--- Исходный текст ---

Хрестоматийным выражением таких взглядов на общество и его институты стал знаменитый труд Т. Гоббса «Левиафан, или Материя, форма и власть государства церковного и гражданского», вышедший в Лондоне в 1651 г. Гоббс дал философское обоснование той новой социально-политической реальности, которая складывалась на западе Европы и впоследствии законодательно закрепилась в буржуазных конституциях.
Главный персонаж философского труда Гоббса — государство. Этот общественный институт, по мнению мыслителя, вполне естественного происхождения. Гоббс глубоко верующий человек, однако влияние потустороннего мира принципиально выведено за рамки его анализа — «не следует называть философией... то знание, которое... не приобретено путем рассуждения» [17, 442]. Бог, безусловно, может вмешиваться в общественные процессы, «но что Бог это делает... часто... не является догматом христианской веры» [17, 16]. Следовательно, догматы не препятствуют в обнаружении естественных причин развития человечества.

--- Сохранённые записи ---

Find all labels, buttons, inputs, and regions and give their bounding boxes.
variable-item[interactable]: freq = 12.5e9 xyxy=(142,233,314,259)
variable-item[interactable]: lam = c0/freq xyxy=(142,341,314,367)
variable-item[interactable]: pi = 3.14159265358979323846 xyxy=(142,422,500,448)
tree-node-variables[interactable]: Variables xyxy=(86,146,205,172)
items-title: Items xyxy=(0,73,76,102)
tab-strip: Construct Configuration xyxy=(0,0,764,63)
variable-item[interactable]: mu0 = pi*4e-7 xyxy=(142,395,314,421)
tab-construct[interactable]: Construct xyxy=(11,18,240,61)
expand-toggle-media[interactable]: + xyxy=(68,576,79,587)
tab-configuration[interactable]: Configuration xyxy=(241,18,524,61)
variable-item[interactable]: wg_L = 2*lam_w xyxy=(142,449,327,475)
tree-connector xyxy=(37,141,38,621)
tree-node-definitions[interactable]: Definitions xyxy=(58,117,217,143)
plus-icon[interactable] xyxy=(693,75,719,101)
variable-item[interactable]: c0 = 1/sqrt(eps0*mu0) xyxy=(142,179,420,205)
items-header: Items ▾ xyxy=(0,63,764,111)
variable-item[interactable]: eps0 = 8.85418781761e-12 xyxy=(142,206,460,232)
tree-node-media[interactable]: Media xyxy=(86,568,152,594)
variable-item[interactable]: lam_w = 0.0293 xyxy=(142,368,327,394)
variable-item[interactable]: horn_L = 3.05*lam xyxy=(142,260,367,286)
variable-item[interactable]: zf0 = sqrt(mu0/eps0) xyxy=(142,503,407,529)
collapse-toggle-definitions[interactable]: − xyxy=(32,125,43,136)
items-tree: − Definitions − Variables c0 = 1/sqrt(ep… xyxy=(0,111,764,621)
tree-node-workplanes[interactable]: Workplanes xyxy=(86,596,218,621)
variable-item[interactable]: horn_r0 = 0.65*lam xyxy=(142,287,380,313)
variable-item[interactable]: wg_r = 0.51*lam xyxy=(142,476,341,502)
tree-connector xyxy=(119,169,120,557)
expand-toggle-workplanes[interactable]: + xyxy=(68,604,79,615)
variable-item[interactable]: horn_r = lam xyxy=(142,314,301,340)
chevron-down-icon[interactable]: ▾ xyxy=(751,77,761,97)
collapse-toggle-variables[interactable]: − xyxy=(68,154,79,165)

---
--- Сохранённые записи ---

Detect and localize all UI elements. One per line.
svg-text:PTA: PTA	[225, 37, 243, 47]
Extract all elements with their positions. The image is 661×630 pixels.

---
--- Сохранённые записи ---

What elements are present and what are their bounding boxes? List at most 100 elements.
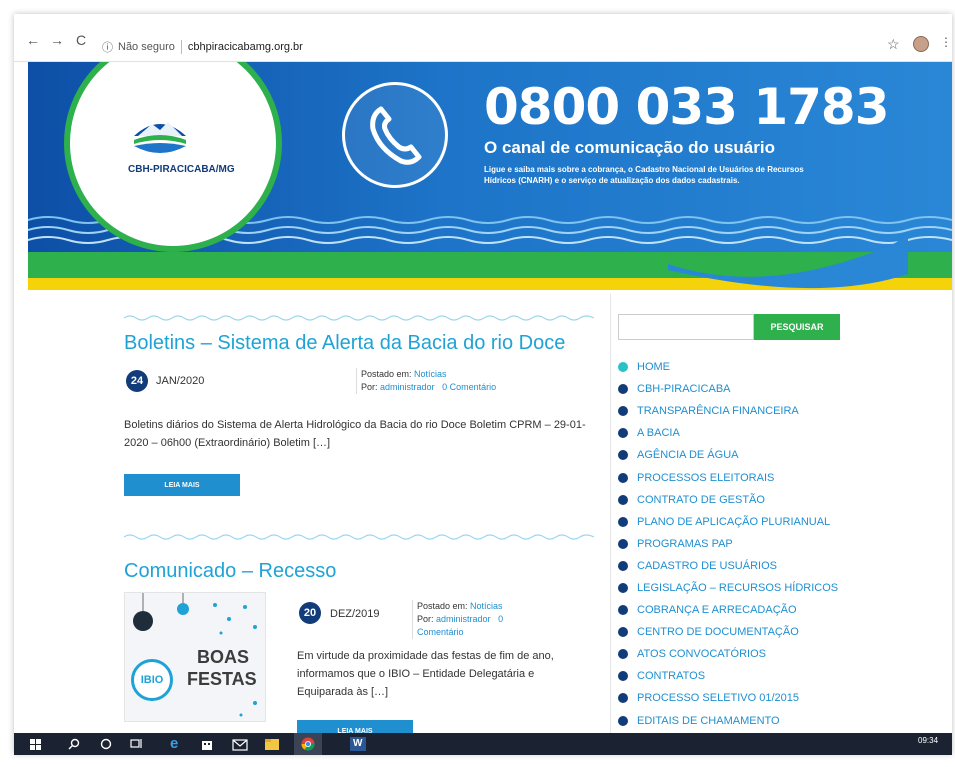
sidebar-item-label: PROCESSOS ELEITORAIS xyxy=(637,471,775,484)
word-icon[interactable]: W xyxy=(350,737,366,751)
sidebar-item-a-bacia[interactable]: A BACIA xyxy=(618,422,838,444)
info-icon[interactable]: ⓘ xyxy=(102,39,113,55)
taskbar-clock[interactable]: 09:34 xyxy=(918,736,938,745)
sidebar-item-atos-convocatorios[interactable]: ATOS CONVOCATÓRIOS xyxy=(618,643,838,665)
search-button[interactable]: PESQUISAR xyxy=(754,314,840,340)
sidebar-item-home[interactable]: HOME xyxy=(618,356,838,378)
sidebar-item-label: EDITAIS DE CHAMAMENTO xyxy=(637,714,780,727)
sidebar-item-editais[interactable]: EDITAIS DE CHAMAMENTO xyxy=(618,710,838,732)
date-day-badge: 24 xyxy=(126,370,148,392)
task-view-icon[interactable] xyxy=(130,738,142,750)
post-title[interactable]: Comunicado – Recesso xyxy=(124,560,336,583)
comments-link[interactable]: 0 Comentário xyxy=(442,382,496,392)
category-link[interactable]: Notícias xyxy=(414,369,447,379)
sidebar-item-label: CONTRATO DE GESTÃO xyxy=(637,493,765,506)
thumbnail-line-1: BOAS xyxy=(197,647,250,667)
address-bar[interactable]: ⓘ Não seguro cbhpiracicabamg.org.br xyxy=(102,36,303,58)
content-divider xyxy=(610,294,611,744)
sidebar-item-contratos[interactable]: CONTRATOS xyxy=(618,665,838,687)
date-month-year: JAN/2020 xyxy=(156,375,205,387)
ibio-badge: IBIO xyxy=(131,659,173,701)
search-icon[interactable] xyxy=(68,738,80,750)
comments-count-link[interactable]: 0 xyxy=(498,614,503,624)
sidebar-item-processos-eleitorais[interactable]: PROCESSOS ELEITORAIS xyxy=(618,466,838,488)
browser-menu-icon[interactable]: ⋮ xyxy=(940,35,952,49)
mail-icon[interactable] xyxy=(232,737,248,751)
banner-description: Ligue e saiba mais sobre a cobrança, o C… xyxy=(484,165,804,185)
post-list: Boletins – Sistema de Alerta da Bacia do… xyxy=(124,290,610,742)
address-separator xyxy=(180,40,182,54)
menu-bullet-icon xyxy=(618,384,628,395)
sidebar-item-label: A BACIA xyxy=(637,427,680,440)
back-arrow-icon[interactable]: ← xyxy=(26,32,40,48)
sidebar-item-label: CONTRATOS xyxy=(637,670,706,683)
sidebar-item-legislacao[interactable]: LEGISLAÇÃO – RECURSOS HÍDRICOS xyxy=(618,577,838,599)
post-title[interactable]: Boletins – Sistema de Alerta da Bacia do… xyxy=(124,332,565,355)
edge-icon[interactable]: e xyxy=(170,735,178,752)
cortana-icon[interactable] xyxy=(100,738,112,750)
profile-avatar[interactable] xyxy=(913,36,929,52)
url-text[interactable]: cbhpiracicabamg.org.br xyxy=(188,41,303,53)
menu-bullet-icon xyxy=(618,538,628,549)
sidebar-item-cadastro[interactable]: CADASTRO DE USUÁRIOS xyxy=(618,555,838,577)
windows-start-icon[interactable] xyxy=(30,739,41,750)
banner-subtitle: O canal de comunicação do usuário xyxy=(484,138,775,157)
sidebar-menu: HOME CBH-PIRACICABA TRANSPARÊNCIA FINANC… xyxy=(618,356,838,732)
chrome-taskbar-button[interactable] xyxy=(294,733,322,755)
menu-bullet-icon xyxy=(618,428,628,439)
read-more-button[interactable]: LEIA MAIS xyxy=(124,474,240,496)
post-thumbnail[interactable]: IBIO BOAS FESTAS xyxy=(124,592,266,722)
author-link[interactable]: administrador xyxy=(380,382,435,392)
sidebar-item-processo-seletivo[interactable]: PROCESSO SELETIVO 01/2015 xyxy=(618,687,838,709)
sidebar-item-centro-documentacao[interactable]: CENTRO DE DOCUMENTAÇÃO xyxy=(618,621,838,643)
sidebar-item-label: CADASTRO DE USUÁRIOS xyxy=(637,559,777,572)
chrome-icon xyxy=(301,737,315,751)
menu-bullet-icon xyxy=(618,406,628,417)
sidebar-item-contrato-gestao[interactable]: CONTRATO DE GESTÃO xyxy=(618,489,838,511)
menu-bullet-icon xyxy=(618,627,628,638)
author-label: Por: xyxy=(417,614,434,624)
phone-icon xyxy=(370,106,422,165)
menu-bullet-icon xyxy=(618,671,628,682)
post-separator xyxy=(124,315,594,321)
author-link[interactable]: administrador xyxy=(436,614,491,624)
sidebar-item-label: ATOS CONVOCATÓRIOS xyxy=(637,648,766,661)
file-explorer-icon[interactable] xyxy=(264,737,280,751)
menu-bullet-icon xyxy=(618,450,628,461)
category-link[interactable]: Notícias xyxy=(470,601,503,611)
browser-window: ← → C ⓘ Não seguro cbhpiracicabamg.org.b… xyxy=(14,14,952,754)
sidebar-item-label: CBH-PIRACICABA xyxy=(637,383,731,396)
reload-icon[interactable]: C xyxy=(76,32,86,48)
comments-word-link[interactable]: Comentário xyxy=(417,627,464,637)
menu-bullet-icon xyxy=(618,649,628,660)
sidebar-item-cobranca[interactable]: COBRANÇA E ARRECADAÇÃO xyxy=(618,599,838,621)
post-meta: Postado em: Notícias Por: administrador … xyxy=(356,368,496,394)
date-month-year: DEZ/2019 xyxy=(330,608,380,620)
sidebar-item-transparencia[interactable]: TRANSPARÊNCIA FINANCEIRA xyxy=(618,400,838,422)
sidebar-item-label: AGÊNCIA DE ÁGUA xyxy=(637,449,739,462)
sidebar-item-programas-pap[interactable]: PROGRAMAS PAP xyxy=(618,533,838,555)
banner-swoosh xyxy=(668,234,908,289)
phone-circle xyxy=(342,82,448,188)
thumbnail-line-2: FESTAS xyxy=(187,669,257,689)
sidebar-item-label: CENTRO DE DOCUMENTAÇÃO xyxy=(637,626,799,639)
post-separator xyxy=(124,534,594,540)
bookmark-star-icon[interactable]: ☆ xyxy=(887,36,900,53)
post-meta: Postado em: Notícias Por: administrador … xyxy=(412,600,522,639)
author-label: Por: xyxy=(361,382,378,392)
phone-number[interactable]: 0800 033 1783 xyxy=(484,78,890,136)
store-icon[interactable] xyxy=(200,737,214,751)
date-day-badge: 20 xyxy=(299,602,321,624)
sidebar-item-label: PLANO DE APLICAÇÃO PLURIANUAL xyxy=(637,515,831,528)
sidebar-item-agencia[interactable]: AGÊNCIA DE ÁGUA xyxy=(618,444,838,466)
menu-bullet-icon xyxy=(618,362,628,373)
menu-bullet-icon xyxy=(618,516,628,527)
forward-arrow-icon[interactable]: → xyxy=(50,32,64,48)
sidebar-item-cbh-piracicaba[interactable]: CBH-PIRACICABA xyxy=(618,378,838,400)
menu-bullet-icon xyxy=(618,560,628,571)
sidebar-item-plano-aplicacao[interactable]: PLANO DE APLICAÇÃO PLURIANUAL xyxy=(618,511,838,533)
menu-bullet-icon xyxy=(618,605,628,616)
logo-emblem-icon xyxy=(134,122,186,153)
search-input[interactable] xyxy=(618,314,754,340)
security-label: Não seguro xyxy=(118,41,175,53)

---

Задания |
(1) Перепишите слово в слово фрагмент текста о труде Гоббса, который открывается словами, содержащими «Хрестоматийным выражением таких», и завершается словами «в буржуазных конституциях.».
(2) Выпишите все фрагменты текста о труде Гоббса, заключенные в кавычки-елочки «».

Ответы по заданиям |
(1)
Хрестоматийным выражением таких взглядов на общество и его институты стал знаменитый труд Т. Гоббса «Левиафан, или Материя, форма и власть государства церковного и гражданского», вышедший в Лондоне в 1651 г. Гоббс дал философское обоснование той новой социально-политической реальности, которая складывалась на западе Европы и впоследствии законодательно закрепилась в буржуазных конституциях.

(2)
1. «Левиафан, или Материя, форма и власть государства церковного и гражданского»
2. «не следует называть философией... то знание, которое... не приобретено путем рассуждения»
3. «но что Бог это делает... часто... не является догматом христианской веры»